======== Input ========

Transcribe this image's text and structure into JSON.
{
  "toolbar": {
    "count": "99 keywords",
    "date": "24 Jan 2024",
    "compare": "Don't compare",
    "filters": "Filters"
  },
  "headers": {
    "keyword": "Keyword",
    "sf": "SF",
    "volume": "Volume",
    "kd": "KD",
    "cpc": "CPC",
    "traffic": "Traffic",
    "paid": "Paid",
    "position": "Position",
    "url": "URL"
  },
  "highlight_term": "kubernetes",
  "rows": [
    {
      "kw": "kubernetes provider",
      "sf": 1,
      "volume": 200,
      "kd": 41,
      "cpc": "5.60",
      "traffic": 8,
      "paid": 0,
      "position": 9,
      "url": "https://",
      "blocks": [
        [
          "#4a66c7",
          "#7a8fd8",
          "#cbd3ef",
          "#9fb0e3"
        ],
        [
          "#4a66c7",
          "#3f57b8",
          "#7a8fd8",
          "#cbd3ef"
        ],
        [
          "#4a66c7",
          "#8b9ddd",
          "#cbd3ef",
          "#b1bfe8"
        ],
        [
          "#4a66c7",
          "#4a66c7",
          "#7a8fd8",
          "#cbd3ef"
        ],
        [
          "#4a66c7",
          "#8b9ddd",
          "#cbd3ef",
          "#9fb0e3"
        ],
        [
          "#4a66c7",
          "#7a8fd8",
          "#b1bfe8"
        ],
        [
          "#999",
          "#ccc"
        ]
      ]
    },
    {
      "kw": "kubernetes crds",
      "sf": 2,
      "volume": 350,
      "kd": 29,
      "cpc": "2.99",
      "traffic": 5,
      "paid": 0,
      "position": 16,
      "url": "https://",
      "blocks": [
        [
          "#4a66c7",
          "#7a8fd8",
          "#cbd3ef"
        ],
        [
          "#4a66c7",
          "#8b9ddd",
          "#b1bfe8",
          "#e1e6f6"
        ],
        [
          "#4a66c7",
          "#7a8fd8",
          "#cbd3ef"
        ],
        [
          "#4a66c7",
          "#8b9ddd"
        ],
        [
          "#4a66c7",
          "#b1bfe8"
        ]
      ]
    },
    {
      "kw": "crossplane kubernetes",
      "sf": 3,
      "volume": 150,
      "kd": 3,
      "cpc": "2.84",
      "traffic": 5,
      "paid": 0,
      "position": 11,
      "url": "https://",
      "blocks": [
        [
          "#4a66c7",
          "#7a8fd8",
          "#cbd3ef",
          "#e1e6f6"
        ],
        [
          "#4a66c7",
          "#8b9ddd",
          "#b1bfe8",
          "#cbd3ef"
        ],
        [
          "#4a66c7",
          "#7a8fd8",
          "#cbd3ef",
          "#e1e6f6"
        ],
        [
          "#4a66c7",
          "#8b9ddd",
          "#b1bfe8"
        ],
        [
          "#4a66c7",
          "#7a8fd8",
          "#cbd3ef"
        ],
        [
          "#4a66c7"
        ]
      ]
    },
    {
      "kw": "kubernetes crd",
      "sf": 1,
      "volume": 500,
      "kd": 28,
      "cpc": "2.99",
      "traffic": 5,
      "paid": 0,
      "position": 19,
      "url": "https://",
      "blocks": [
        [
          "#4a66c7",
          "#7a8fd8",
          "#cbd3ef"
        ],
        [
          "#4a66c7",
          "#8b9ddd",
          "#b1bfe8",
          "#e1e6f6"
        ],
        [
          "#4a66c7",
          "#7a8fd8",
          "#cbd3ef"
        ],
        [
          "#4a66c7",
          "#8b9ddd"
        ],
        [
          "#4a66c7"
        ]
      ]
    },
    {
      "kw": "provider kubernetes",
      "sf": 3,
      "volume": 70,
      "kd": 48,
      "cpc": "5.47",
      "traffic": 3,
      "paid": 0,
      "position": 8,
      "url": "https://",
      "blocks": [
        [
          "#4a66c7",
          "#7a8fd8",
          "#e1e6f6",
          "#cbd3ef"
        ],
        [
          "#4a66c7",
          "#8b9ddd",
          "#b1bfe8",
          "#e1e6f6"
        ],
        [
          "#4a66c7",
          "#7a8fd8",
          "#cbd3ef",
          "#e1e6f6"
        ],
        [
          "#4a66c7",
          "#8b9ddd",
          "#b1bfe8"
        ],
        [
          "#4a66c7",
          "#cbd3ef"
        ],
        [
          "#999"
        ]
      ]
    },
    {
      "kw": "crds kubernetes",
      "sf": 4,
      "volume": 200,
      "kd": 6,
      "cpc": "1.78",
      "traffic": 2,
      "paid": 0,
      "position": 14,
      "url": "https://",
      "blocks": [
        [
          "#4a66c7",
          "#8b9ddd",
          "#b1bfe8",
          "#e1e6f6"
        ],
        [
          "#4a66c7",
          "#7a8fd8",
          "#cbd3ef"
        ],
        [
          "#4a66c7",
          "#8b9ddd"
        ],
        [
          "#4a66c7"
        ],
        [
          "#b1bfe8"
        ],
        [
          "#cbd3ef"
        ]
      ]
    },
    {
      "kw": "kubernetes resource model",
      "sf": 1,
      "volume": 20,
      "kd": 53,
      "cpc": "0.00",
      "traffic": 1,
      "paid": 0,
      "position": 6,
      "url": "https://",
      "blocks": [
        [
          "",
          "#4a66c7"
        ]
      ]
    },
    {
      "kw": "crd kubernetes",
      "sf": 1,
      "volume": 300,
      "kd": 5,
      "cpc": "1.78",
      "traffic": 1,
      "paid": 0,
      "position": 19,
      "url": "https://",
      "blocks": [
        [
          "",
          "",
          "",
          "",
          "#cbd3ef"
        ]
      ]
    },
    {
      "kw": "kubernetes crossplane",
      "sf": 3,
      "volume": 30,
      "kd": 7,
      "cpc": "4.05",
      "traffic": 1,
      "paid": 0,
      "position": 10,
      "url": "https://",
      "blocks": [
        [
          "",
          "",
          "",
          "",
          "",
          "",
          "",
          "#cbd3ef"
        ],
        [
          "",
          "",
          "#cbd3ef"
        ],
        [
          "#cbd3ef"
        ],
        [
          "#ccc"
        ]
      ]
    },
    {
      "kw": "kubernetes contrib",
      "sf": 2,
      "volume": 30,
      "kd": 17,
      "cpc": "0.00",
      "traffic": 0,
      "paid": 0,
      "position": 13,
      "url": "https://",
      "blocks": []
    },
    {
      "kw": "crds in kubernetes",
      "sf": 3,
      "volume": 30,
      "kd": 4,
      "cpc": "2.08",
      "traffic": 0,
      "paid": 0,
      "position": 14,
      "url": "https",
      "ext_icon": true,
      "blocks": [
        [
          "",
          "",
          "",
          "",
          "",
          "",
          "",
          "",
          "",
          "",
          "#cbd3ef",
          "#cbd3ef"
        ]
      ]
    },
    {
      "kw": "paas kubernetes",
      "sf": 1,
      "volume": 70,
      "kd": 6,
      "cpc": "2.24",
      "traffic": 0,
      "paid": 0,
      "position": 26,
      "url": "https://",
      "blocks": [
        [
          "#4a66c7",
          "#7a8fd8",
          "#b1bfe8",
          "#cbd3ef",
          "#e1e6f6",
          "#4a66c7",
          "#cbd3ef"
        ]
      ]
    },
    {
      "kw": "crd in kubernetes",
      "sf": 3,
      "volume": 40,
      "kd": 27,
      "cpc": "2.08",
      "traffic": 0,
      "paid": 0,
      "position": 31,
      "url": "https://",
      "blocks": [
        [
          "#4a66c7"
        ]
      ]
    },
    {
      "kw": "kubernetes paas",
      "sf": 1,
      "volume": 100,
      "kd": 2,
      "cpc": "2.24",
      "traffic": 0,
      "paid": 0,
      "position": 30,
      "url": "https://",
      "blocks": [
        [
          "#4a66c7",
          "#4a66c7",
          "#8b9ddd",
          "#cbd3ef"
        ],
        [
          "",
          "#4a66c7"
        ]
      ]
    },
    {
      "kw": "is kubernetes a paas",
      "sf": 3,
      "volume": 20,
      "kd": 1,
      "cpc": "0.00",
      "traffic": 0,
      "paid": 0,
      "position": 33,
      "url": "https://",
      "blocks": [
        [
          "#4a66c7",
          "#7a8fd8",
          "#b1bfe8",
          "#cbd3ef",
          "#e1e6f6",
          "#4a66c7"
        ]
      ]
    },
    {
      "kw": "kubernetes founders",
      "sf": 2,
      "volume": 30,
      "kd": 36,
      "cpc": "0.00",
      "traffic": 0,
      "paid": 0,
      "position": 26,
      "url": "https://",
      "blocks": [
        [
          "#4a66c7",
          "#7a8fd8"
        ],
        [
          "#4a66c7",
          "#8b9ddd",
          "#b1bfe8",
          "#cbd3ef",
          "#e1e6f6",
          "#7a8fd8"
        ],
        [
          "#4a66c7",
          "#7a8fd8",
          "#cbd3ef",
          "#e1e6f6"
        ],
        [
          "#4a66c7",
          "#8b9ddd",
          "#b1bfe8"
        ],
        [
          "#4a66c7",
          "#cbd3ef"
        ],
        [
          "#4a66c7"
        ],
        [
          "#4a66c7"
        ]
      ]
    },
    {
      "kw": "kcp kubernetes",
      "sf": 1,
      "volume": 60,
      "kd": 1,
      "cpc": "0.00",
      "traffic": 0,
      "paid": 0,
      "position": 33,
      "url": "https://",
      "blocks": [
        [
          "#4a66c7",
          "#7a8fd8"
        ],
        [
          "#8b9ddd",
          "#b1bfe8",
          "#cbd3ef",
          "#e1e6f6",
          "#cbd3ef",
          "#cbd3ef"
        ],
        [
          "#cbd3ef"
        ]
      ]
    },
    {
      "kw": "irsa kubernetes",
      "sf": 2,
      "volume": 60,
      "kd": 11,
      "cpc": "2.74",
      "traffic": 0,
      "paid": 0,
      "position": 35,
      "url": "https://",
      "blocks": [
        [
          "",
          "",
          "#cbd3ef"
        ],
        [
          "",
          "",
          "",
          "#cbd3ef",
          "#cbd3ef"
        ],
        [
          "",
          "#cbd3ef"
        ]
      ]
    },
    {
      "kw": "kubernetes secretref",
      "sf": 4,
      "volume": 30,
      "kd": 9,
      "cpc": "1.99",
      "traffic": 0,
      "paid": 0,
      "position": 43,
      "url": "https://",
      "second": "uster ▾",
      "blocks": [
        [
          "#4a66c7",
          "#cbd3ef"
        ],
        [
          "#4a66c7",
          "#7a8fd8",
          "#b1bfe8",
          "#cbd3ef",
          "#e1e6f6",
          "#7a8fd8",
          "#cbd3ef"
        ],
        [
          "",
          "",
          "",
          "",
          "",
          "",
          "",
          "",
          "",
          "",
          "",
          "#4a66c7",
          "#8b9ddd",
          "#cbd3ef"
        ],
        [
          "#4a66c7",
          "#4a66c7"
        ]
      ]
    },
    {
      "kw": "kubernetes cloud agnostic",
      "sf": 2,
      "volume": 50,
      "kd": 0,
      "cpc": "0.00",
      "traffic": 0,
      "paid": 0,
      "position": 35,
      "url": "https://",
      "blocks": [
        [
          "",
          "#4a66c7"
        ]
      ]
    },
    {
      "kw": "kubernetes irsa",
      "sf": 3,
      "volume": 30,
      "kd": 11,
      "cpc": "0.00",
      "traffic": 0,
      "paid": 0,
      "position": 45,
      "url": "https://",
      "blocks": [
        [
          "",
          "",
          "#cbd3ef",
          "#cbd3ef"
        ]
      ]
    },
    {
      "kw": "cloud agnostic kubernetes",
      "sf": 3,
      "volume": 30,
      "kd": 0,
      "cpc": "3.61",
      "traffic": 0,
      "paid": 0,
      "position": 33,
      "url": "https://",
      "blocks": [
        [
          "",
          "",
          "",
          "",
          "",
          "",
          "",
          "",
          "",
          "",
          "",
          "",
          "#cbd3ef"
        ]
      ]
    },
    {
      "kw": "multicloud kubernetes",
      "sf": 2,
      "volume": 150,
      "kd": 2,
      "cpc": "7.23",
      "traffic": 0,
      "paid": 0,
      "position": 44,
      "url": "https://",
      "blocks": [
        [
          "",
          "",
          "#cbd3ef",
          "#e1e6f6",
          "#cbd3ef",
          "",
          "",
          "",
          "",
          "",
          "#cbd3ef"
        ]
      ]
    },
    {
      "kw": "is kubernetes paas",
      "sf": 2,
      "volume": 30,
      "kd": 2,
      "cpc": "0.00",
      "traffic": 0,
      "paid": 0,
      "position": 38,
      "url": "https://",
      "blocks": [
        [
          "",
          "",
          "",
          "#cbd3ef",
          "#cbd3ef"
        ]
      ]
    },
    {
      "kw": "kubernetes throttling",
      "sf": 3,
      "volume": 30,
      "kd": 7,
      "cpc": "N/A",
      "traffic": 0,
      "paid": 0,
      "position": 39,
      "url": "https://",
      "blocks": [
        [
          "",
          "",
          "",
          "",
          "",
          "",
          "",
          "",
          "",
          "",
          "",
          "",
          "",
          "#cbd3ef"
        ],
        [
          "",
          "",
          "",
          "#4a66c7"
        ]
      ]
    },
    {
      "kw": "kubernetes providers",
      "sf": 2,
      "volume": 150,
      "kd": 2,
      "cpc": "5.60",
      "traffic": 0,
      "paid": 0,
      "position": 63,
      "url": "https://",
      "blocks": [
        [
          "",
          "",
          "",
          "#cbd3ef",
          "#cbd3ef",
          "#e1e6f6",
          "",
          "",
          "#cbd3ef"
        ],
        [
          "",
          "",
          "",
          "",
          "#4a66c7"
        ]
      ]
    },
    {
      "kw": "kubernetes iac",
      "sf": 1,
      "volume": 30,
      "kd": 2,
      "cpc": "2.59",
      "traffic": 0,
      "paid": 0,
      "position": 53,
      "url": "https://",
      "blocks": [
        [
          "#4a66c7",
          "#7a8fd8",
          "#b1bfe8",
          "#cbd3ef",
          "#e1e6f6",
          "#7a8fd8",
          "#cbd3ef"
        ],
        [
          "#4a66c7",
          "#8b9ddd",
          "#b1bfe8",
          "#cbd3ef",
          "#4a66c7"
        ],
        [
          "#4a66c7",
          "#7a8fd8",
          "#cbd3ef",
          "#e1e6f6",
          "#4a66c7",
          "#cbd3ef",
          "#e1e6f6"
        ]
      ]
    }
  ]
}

========

Instruction:
In the records above, find each line that holds the word "crds"; copy all such lines.

Finished task:
      "kw": "kubernetes crds",
      "kw": "crds kubernetes",
      "kw": "crds in kubernetes",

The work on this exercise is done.